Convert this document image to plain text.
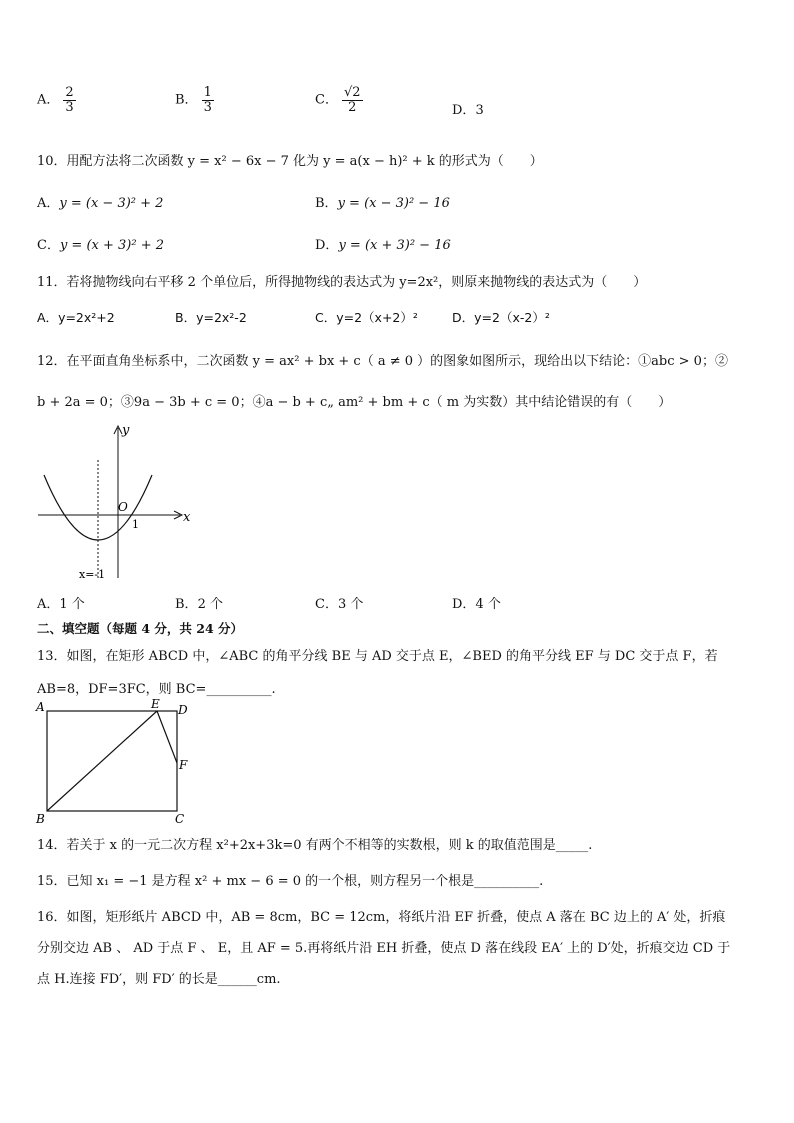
A． $\frac{2}{3}$	B． $\frac{1}{3}$	C． $\frac{√2}{2}$	D．3
10．用配方法将二次函数 y = x² − 6x − 7 化为 y = a(x − h)² + k 的形式为（　　）
A．y = (x − 3)² + 2	B．y = (x − 3)² − 16
C．y = (x + 3)² + 2	D．y = (x + 3)² − 16
11．若将抛物线向右平移 2 个单位后，所得抛物线的表达式为 y=2x²，则原来抛物线的表达式为（　　）
A．y=2x²+2	B．y=2x²-2	C．y=2（x+2）²	D．y=2（x-2）²
12．在平面直角坐标系中，二次函数 y = ax² + bx + c（ a ≠ 0 ）的图象如图所示，现给出以下结论：①abc > 0；②
b + 2a = 0；③9a − 3b + c = 0；④a − b + c„ am² + bm + c（ m 为实数）其中结论错误的有（　　）
y
x
O
1
x=-1
A．1 个	B．2 个	C．3 个	D．4 个
二、填空题（每题 4 分，共 24 分）
13．如图，在矩形 ABCD 中，∠ABC 的角平分线 BE 与 AD 交于点 E，∠BED 的角平分线 EF 与 DC 交于点 F，若
AB=8，DF=3FC，则 BC=__________.
A
B	C
D
E
F
14．若关于 x 的一元二次方程 x²+2x+3k=0 有两个不相等的实数根，则 k 的取值范围是_____.
15．已知 x₁ = −1 是方程 x² + mx − 6 = 0 的一个根，则方程另一个根是__________.
16．如图，矩形纸片 ABCD 中，AB = 8cm，BC = 12cm，将纸片沿 EF 折叠，使点 A 落在 BC 边上的 A′ 处，折痕
分别交边 AB 、 AD 于点 F 、 E，且 AF = 5.再将纸片沿 EH 折叠，使点 D 落在线段 EA′ 上的 D′处，折痕交边 CD 于
点 H.连接 FD′，则 FD′ 的长是______cm.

──────────

* [Aim of the task]
Repeat all the data as it stands, dropping any images it holds.

* [Reply]
Convert this document image to plain text.
A． $\frac{2}{3}$	B． $\frac{1}{3}$	C． $\frac{√2}{2}$	D．3
10．用配方法将二次函数 y = x² − 6x − 7 化为 y = a(x − h)² + k 的形式为（　　）
A．y = (x − 3)² + 2	B．y = (x − 3)² − 16
C．y = (x + 3)² + 2	D．y = (x + 3)² − 16
11．若将抛物线向右平移 2 个单位后，所得抛物线的表达式为 y=2x²，则原来抛物线的表达式为（　　）
A．y=2x²+2	B．y=2x²-2	C．y=2（x+2）²	D．y=2（x-2）²
12．在平面直角坐标系中，二次函数 y = ax² + bx + c（ a ≠ 0 ）的图象如图所示，现给出以下结论：①abc > 0；②
b + 2a = 0；③9a − 3b + c = 0；④a − b + c„ am² + bm + c（ m 为实数）其中结论错误的有（　　）
y
x
O
1
x=-1
A．1 个	B．2 个	C．3 个	D．4 个
二、填空题（每题 4 分，共 24 分）
13．如图，在矩形 ABCD 中，∠ABC 的角平分线 BE 与 AD 交于点 E，∠BED 的角平分线 EF 与 DC 交于点 F，若
AB=8，DF=3FC，则 BC=__________.
A
B	C
D
E
F
14．若关于 x 的一元二次方程 x²+2x+3k=0 有两个不相等的实数根，则 k 的取值范围是_____.
15．已知 x₁ = −1 是方程 x² + mx − 6 = 0 的一个根，则方程另一个根是__________.
16．如图，矩形纸片 ABCD 中，AB = 8cm，BC = 12cm，将纸片沿 EF 折叠，使点 A 落在 BC 边上的 A′ 处，折痕
分别交边 AB 、 AD 于点 F 、 E，且 AF = 5.再将纸片沿 EH 折叠，使点 D 落在线段 EA′ 上的 D′处，折痕交边 CD 于
点 H.连接 FD′，则 FD′ 的长是______cm.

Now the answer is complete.